Stored entries
*****
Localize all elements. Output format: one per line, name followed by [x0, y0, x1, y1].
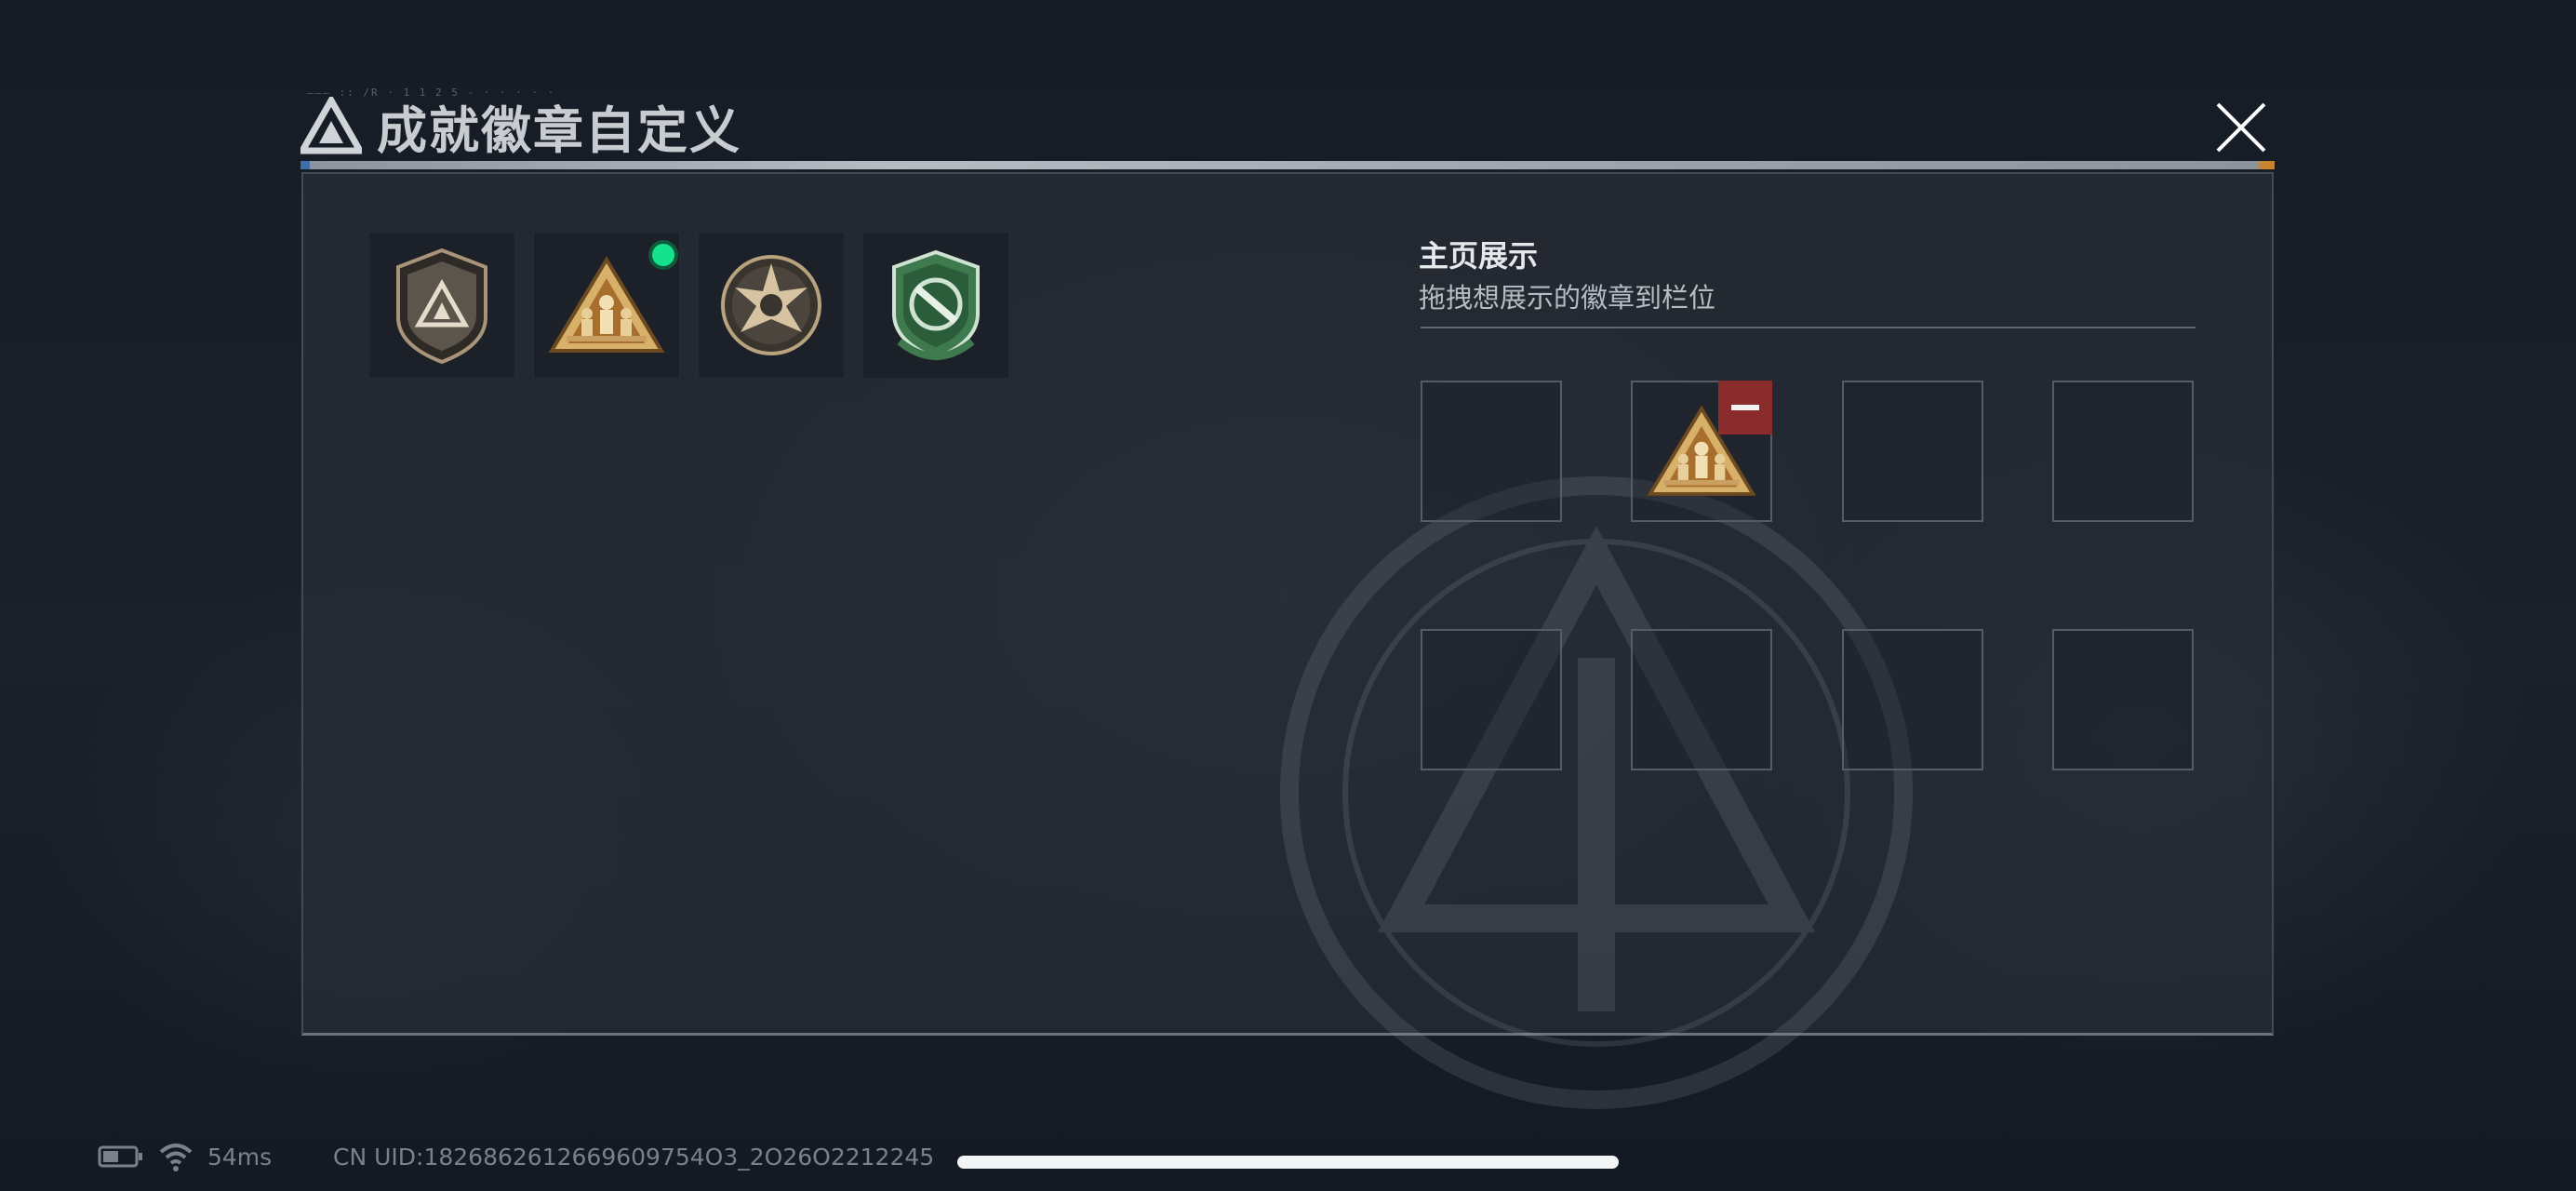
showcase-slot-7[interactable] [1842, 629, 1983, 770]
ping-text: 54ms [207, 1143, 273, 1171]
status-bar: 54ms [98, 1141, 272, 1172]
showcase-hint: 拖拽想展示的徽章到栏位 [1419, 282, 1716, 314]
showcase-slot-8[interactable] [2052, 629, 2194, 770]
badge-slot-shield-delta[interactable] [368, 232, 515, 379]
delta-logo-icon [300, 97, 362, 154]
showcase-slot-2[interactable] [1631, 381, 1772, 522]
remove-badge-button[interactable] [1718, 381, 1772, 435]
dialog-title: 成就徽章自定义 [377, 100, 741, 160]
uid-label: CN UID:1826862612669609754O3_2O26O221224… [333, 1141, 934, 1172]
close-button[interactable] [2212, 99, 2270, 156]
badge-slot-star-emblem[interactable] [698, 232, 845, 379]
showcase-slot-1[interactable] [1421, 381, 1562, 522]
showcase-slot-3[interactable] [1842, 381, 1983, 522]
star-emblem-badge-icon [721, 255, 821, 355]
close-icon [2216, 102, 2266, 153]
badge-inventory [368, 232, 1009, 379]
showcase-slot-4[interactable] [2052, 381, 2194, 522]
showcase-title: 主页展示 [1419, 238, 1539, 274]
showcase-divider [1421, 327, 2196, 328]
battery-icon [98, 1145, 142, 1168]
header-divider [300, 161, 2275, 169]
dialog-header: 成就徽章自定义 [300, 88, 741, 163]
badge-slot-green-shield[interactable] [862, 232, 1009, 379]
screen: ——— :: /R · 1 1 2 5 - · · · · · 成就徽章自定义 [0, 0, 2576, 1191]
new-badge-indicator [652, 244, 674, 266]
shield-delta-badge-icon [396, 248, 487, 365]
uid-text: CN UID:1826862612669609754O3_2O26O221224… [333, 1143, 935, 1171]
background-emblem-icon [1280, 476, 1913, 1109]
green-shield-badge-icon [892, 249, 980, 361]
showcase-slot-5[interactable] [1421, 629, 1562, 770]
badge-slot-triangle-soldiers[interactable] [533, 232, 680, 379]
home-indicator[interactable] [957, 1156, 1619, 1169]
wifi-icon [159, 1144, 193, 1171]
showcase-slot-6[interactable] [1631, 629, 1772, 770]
*****
SHORT TASK:
Reproduce the data starting at the line containing "showcase-slot-7[interactable] [1842, 629, 1983, 770]" and ending at the line containing "showcase-slot-8[interactable] [2052, 629, 2194, 770]", swapping every "54ms" for "61ms" and leaving all else intact.

THE OUTPUT:
showcase-slot-7[interactable] [1842, 629, 1983, 770]
ping-text: 61ms [207, 1143, 273, 1171]
status-bar: 61ms [98, 1141, 272, 1172]
showcase-hint: 拖拽想展示的徽章到栏位 [1419, 282, 1716, 314]
showcase-slot-8[interactable] [2052, 629, 2194, 770]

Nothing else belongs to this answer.